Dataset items
---*---

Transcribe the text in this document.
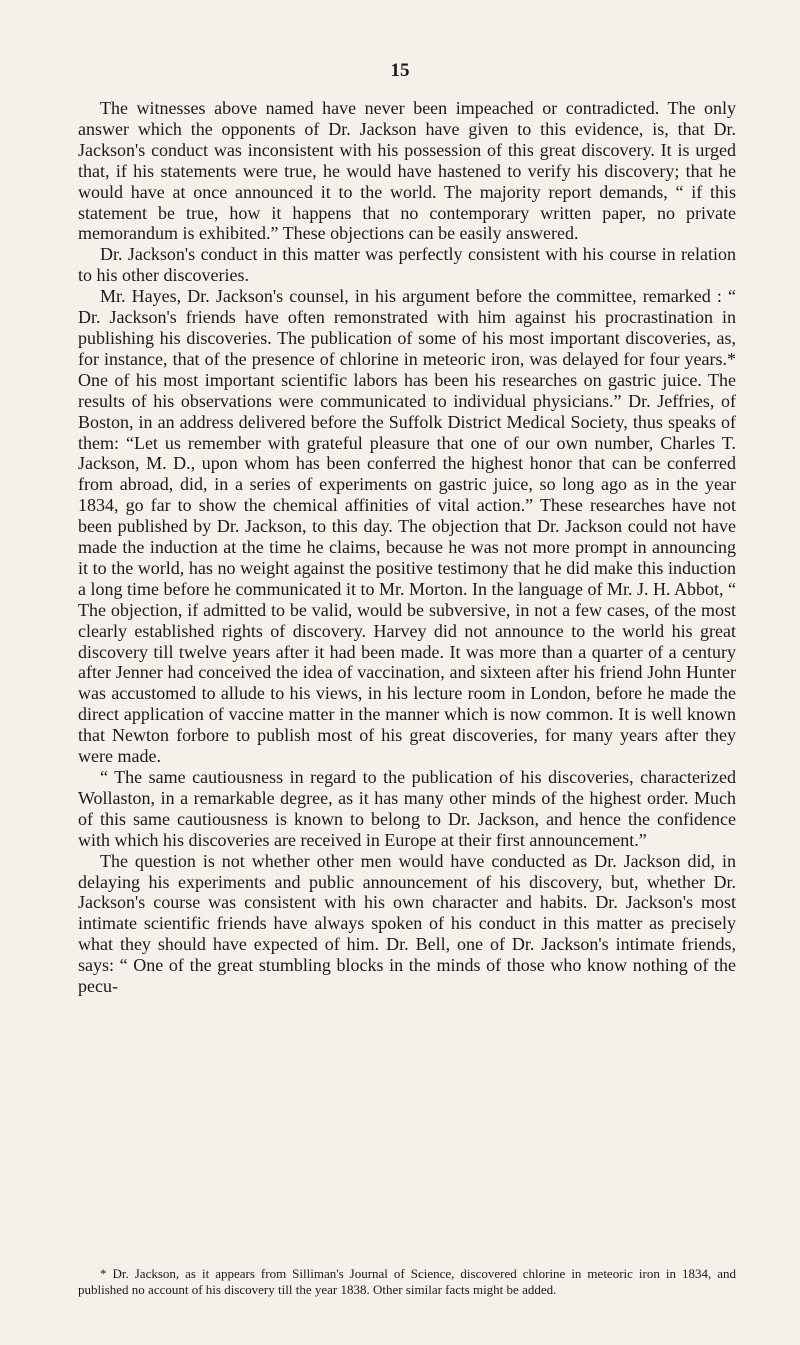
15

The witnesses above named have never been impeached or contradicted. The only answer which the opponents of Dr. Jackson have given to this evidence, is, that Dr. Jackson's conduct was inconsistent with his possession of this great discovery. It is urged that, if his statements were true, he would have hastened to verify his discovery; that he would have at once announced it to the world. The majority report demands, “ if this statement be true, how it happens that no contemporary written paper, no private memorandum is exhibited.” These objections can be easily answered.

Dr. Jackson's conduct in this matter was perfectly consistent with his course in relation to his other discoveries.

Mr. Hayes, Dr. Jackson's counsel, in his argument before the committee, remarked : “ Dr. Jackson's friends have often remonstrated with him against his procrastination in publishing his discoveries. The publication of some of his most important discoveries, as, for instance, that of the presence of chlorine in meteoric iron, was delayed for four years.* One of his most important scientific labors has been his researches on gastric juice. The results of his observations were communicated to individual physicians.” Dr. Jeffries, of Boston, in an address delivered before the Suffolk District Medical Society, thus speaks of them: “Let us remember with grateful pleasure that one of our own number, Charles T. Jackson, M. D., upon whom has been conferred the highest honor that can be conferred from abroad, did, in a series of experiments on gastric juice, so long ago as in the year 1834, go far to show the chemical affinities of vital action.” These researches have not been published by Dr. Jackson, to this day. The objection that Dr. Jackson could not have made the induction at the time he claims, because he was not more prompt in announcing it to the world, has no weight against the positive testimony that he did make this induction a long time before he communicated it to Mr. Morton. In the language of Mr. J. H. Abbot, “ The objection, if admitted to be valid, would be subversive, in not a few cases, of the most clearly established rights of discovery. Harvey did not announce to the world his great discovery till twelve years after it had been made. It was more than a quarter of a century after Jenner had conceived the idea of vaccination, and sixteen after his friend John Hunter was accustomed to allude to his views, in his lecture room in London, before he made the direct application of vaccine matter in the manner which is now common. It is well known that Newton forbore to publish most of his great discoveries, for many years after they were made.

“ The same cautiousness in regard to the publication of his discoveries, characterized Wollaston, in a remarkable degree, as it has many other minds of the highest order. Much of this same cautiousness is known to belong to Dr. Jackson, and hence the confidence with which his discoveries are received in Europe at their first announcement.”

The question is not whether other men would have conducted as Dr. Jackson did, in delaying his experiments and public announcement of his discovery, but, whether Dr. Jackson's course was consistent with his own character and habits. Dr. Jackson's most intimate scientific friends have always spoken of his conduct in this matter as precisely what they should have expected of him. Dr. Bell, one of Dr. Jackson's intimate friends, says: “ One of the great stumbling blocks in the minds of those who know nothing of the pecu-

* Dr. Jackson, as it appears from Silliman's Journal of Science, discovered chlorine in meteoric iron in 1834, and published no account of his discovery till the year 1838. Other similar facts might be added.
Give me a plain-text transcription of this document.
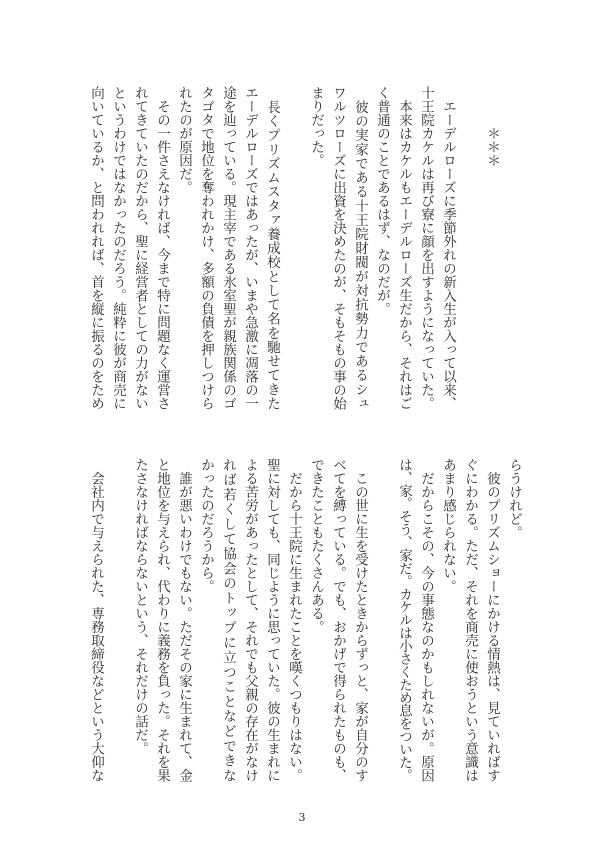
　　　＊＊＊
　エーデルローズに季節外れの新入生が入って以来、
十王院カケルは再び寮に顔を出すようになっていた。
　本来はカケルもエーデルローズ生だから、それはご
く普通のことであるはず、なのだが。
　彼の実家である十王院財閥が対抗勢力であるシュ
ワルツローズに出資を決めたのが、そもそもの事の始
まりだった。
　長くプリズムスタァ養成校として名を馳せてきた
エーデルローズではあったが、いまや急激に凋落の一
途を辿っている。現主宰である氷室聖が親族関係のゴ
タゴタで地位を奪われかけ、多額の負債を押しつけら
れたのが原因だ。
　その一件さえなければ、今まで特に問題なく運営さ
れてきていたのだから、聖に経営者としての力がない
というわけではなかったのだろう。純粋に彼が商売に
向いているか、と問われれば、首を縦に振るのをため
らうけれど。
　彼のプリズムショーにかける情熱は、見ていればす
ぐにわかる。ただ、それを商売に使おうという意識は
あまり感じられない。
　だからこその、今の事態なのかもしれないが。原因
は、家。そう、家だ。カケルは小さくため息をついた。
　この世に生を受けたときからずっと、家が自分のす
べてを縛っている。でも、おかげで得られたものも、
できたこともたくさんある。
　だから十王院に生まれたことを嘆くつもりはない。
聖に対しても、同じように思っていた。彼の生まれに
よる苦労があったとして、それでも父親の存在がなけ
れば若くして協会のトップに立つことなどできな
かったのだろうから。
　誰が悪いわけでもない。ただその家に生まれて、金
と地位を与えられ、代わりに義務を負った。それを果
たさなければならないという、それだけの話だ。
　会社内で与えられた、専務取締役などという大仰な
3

---*---

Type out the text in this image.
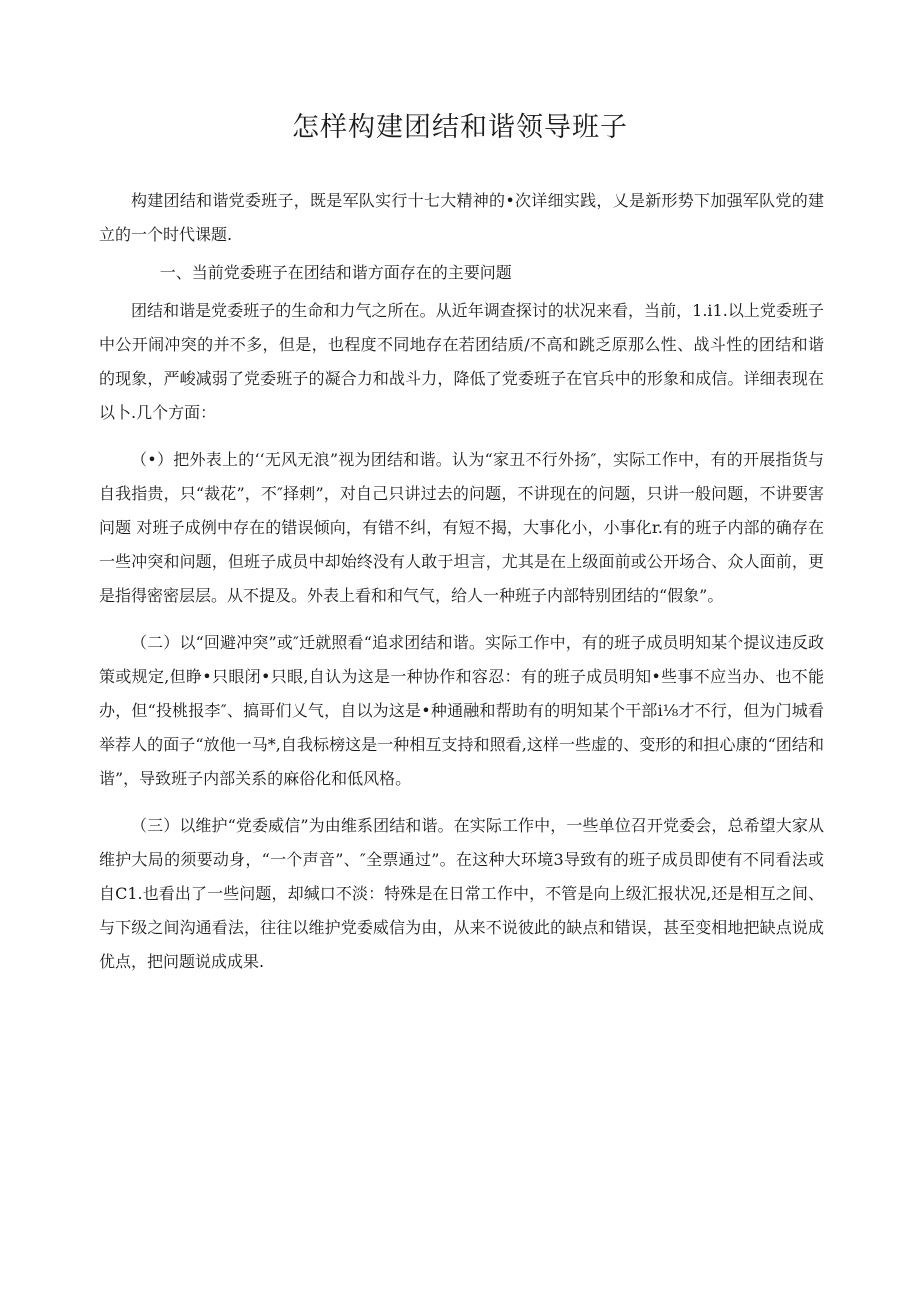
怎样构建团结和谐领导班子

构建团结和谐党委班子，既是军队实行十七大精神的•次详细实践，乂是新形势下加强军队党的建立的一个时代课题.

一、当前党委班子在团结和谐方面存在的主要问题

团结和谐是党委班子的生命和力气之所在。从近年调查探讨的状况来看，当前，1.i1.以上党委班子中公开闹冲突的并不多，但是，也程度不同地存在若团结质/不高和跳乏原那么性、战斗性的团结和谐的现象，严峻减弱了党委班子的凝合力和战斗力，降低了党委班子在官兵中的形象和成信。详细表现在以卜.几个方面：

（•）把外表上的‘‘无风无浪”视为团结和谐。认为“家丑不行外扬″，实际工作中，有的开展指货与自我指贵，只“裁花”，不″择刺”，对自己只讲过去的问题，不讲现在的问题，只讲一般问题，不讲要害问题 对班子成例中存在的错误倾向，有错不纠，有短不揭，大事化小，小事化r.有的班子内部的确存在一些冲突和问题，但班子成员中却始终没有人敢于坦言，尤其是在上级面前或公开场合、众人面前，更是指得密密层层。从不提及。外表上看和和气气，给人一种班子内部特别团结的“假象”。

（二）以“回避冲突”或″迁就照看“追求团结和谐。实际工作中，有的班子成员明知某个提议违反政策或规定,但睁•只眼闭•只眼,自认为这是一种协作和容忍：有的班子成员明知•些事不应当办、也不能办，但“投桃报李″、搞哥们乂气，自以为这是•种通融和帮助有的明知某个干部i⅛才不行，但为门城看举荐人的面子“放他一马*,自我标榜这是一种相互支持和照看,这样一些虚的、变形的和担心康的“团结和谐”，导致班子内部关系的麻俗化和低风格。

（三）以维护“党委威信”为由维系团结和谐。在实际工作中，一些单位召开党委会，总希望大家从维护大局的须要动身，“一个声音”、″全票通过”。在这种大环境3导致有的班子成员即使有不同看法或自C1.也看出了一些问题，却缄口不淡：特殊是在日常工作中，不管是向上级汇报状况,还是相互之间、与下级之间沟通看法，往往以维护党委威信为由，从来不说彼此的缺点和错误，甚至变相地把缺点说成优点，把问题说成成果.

---*---

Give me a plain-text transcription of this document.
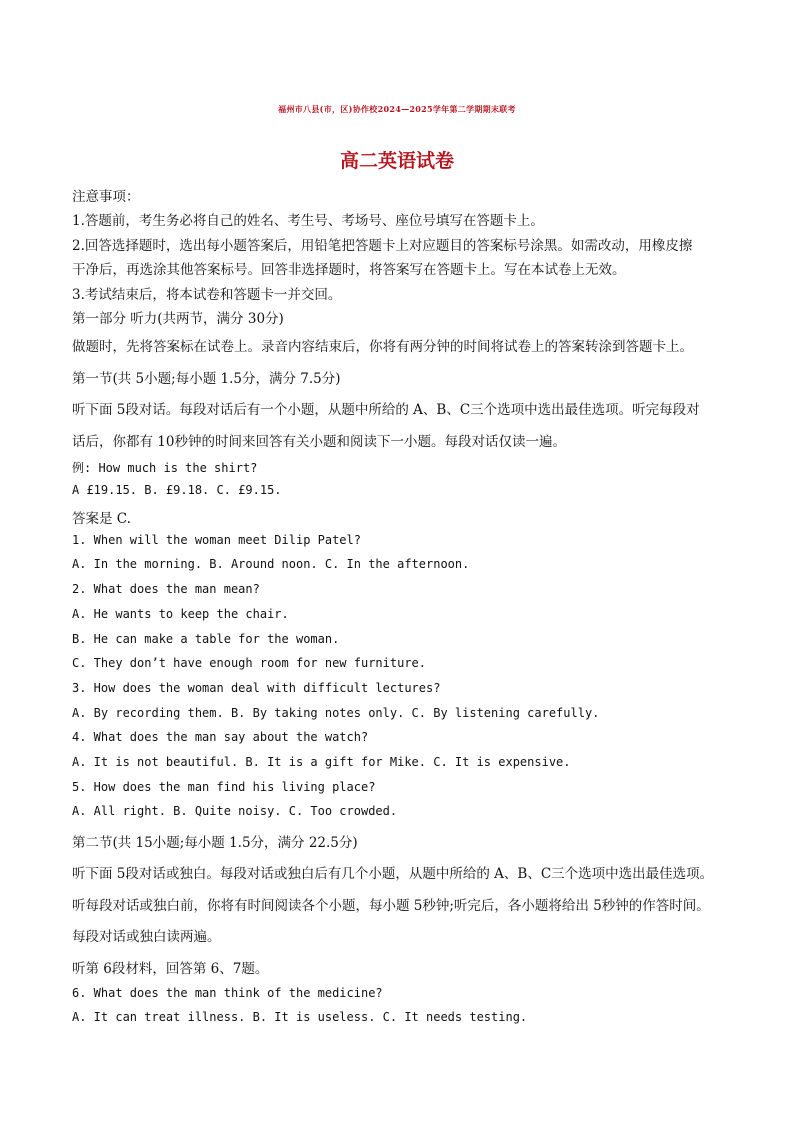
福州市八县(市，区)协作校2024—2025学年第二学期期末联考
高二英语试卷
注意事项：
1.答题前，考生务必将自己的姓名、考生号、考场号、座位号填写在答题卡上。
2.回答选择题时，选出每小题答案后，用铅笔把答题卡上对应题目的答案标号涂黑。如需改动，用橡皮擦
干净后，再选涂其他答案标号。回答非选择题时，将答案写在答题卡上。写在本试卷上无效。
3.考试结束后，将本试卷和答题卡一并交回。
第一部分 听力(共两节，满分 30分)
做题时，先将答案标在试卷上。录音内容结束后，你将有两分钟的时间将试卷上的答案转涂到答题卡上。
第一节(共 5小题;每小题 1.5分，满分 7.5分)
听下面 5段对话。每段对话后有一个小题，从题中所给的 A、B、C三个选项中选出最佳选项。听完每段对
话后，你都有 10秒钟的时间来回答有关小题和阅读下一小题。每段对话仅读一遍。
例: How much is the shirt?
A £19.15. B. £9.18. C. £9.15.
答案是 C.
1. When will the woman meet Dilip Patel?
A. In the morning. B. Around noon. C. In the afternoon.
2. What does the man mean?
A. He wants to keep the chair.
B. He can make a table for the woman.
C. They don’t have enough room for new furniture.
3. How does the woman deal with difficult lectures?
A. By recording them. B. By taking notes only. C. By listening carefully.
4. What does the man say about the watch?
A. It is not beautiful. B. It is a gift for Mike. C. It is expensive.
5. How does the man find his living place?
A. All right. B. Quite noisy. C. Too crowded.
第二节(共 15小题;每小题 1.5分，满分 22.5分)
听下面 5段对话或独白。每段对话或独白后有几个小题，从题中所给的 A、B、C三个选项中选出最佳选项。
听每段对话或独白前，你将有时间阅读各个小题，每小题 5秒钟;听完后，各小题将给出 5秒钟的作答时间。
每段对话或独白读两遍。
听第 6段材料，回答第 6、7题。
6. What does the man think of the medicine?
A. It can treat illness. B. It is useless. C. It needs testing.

---*---

> [DESCRIPTION OF THE TASK]:
In the records above, locate each line with the word "minds". Copy all such lines.

> [ANSWER IN FULL]:
“ The same cautiousness in regard to the publication of his discoveries, characterized Wollaston, in a remarkable degree, as it has many other minds of the highest order. Much of this same cautiousness is known to belong to Dr. Jackson, and hence the confidence with which his discoveries are received in Europe at their first announcement.”
The question is not whether other men would have conducted as Dr. Jackson did, in delaying his experiments and public announcement of his discovery, but, whether Dr. Jackson's course was consistent with his own character and habits. Dr. Jackson's most intimate scientific friends have always spoken of his conduct in this matter as precisely what they should have expected of him. Dr. Bell, one of Dr. Jackson's intimate friends, says: “ One of the great stumbling blocks in the minds of those who know nothing of the pecu-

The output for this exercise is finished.